> **GIVEN EXERCISE A**
From the rows, give the lines starting with the one containing "wind-barb: [678, 316, 690, 322]" and going on through the one containing "wind-barb: [588, 288, 600, 295]" as a Markdown table with the columns Number and Entry, leaving out any blank lines.

> **TEXT**
I could go on for hours. The thing is, what could cynically
be dismissed as technical show-off is used with such purpose
and to such a cumulatively overpowering effect that such
criticism is redundant. That some of the extraordinary 70mm
compositions resemble complex Renaissance paintings just
adds to the sense of wonder these scenes have in abundance.
Away
from the battlefield, post-production techniques such as
superimposition and split screen are used with similar care
and intent – the ghosted image of a couple kissing reflects
Natasha's fascination with what she has secretly witnessed, while
dividing the screen is used to emotionally connect two characters
as they prepare to meet, and later to emphasise
the disappointment and loneliness of one of them due to the absence
of the other. And I couldn't help but think that the three-way
split for the signing of the treaty with Napoleon was a
little nod to Abel Gance and his pioneering use of this
very technique in own 1927 historical epic.
The
staging of large scale scenes is not restricted to the battlefield.
The ball at which Natasha is introduced to Andrei is a sequence
of awe-inspiring ambition, one that utilises many of the camera techniques
used in the later action scenes to equally impressive effect.
At one point the camera snakes through the dancers and then
rises to the chandeliers above, while long and complex tracking
shots drift down corridors and into the ballroom in a sequence
that directly prefigures (and I have little doubt influenced)
a similar scene in Aleksandr Sokurov's 2002 Russian
Ark.
The
integration of personal dramas into epic scale action is most
perfectly realised in Part 4, as Moscow is overrun by Napoleon's
army and Pierre loses everything in a twist that will destroy
his aristocratic status and take him to the brink of madness.

> **GIVEN EXERCISE B**
In the film review, why does the reviewer find the criticism that the film is technical show-off redundant? Answer in one to three sentences.

> **DATA PROVIDED**
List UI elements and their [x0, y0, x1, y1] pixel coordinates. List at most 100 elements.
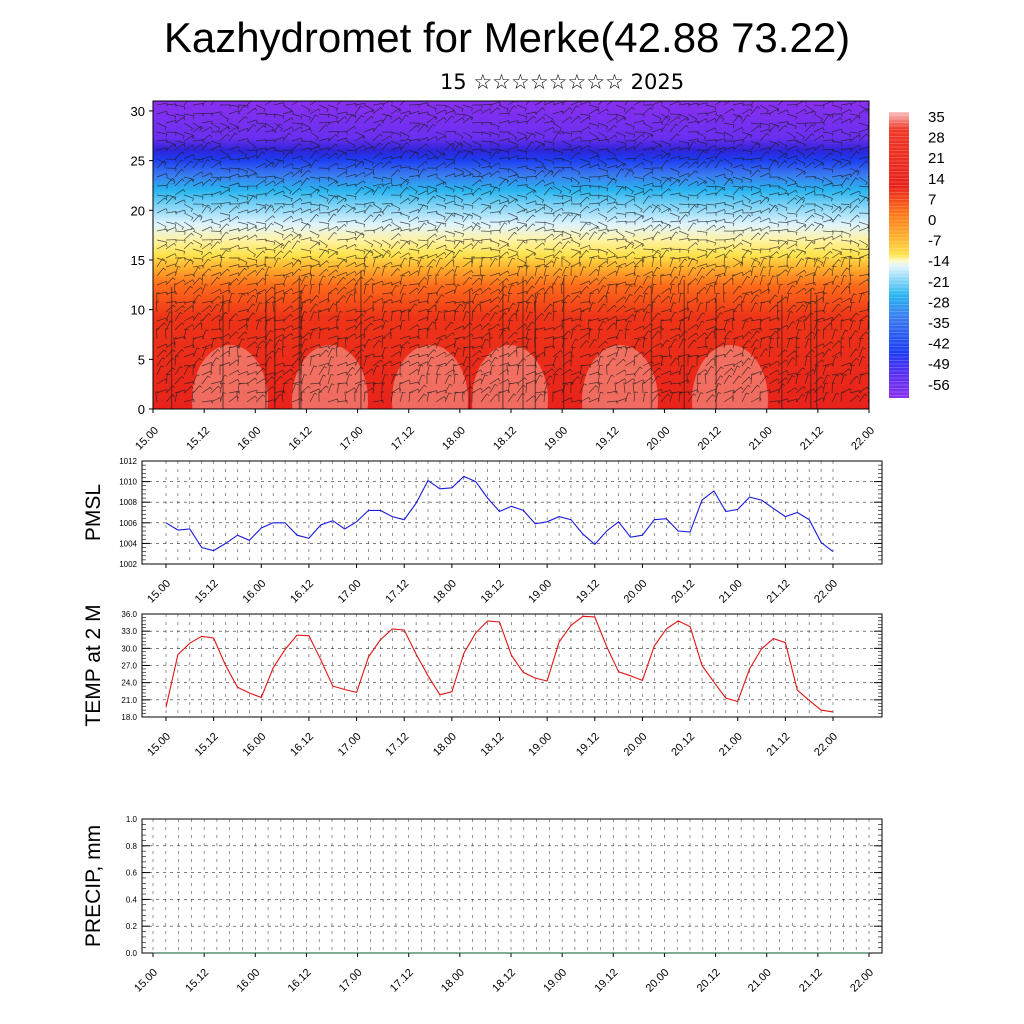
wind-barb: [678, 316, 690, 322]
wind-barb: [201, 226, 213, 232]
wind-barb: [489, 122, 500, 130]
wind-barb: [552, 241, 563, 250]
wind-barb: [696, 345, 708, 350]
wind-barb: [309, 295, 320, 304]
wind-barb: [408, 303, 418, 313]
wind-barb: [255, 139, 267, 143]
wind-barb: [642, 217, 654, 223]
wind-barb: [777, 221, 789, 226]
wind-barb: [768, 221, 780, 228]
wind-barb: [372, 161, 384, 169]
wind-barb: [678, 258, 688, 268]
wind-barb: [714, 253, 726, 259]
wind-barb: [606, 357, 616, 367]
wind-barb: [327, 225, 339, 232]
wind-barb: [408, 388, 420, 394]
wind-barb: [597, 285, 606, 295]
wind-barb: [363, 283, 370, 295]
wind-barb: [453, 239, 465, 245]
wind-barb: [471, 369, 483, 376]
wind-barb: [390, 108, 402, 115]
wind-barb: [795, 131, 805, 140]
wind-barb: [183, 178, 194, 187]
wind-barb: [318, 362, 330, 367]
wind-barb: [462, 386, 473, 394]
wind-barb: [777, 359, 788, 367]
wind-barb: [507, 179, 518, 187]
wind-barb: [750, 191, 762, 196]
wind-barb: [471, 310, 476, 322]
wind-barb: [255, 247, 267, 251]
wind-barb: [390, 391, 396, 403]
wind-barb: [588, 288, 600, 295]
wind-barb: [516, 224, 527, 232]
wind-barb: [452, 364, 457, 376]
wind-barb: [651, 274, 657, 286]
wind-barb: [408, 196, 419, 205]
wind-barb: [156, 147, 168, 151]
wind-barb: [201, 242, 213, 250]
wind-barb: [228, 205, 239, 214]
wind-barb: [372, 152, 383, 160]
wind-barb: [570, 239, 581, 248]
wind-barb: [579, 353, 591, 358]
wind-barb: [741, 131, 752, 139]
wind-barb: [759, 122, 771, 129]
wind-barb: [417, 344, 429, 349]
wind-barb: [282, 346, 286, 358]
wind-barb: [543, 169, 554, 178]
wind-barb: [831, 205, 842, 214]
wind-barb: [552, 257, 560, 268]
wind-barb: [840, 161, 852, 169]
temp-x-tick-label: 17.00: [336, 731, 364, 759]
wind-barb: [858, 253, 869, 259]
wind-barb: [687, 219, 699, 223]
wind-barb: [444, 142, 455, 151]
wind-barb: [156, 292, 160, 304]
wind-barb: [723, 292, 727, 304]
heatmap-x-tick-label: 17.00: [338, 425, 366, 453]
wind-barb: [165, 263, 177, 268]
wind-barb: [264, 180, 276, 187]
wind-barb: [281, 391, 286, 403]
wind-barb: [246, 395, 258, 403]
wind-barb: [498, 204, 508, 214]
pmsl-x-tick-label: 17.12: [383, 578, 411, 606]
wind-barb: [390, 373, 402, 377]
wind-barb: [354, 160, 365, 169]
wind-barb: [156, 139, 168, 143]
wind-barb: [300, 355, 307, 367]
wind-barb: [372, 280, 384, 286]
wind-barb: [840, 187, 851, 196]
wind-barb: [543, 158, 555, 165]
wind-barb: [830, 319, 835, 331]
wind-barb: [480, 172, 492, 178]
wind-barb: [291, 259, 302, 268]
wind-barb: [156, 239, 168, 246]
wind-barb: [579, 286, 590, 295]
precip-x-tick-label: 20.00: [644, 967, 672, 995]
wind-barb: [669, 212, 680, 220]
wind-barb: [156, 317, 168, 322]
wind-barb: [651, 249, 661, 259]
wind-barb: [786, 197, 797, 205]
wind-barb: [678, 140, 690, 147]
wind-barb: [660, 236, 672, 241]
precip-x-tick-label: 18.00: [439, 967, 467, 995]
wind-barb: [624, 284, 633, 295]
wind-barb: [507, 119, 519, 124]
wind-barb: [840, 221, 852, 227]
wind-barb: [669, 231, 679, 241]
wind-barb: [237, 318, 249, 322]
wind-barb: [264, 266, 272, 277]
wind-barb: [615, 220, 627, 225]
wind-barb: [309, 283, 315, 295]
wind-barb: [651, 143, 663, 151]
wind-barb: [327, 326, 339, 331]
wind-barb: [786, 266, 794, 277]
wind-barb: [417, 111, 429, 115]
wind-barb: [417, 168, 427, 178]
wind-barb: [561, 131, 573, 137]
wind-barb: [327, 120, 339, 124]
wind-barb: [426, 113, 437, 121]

---

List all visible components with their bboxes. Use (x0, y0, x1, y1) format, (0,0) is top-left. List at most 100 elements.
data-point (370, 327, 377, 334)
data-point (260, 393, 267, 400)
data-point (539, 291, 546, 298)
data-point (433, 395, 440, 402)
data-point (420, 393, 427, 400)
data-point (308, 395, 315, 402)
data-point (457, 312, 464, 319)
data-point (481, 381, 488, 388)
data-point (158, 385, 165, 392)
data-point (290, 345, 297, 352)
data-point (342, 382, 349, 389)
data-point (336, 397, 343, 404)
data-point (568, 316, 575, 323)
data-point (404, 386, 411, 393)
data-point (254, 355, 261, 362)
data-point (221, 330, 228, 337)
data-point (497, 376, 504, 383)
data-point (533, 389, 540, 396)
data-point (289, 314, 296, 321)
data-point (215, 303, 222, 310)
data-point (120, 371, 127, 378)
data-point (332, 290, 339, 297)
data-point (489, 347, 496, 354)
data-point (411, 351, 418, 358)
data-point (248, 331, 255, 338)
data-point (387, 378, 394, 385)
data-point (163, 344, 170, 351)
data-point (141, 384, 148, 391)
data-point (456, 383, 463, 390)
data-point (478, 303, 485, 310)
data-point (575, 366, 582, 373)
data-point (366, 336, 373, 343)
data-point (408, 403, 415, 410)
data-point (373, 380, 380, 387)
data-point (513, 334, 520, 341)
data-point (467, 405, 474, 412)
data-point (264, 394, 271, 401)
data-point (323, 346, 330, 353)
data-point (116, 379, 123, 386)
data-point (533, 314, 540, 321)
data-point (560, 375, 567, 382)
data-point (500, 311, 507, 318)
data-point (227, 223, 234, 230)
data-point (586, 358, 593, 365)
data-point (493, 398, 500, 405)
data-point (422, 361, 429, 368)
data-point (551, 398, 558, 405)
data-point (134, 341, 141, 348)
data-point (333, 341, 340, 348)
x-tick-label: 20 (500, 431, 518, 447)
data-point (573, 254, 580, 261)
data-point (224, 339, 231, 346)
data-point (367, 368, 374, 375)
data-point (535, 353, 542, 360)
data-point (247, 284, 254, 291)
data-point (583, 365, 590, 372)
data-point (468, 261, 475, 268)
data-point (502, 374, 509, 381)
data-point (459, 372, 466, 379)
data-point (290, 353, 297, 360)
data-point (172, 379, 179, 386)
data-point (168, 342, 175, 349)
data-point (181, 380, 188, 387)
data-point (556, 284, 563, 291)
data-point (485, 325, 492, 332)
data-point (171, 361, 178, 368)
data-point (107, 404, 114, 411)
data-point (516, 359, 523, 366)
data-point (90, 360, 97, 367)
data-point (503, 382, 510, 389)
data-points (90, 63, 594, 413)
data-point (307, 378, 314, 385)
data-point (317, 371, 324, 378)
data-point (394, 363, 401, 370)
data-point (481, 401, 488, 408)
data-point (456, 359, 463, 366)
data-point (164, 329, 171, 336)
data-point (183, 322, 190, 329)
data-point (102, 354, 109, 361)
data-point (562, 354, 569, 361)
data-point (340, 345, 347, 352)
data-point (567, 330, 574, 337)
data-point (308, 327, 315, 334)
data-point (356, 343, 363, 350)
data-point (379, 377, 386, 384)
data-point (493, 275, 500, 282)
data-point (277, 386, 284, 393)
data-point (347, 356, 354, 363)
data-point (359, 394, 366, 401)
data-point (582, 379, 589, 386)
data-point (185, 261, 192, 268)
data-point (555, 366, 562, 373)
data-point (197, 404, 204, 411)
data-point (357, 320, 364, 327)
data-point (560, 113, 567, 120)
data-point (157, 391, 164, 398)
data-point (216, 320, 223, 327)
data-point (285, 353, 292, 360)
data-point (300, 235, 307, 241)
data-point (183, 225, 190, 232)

> **FINAL RESULT A**
| Number | Entry |
|---|---|
| 1 | wind-barb: [678, 316, 690, 322] |
| 2 | wind-barb: [201, 226, 213, 232] |
| 3 | wind-barb: [489, 122, 500, 130] |
| 4 | wind-barb: [552, 241, 563, 250] |
| 5 | wind-barb: [696, 345, 708, 350] |
| 6 | wind-barb: [309, 295, 320, 304] |
| 7 | wind-barb: [408, 303, 418, 313] |
| 8 | wind-barb: [255, 139, 267, 143] |
| 9 | wind-barb: [642, 217, 654, 223] |
| 10 | wind-barb: [777, 221, 789, 226] |
| 11 | wind-barb: [768, 221, 780, 228] |
| 12 | wind-barb: [372, 161, 384, 169] |
| 13 | wind-barb: [678, 258, 688, 268] |
| 14 | wind-barb: [714, 253, 726, 259] |
| 15 | wind-barb: [606, 357, 616, 367] |
| 16 | wind-barb: [327, 225, 339, 232] |
| 17 | wind-barb: [408, 388, 420, 394] |
| 18 | wind-barb: [597, 285, 606, 295] |
| 19 | wind-barb: [363, 283, 370, 295] |
| 20 | wind-barb: [453, 239, 465, 245] |
| 21 | wind-barb: [471, 369, 483, 376] |
| 22 | wind-barb: [390, 108, 402, 115] |
| 23 | wind-barb: [795, 131, 805, 140] |
| 24 | wind-barb: [183, 178, 194, 187] |
| 25 | wind-barb: [318, 362, 330, 367] |
| 26 | wind-barb: [462, 386, 473, 394] |
| 27 | wind-barb: [777, 359, 788, 367] |
| 28 | wind-barb: [507, 179, 518, 187] |
| 29 | wind-barb: [750, 191, 762, 196] |
| 30 | wind-barb: [471, 310, 476, 322] |
| 31 | wind-barb: [255, 247, 267, 251] |
| 32 | wind-barb: [390, 391, 396, 403] |
| 33 | wind-barb: [588, 288, 600, 295] |

> **FINAL RESULT B**
The reviewer finds that criticism redundant because the techniques are used with such purpose and to such a cumulatively overpowering effect.